▶ Entries provided
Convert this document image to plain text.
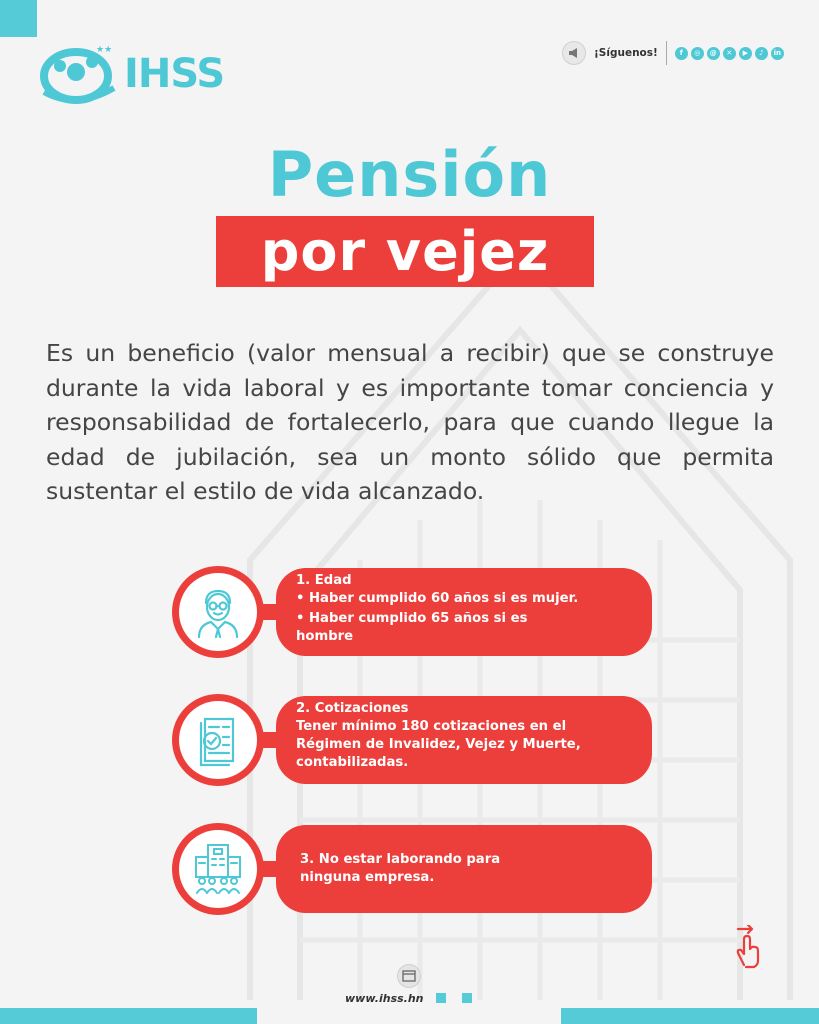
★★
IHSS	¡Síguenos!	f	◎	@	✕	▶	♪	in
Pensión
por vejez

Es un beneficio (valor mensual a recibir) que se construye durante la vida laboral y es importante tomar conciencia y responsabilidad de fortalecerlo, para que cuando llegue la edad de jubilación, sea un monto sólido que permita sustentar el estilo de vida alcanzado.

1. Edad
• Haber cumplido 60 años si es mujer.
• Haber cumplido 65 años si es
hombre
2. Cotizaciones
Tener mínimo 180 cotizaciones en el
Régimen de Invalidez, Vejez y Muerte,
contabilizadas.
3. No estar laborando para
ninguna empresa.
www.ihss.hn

▶ What to produce
Determine the number of lines in the records that include the string "cumplido", and respond with that number only.

▶ Exercise solution
2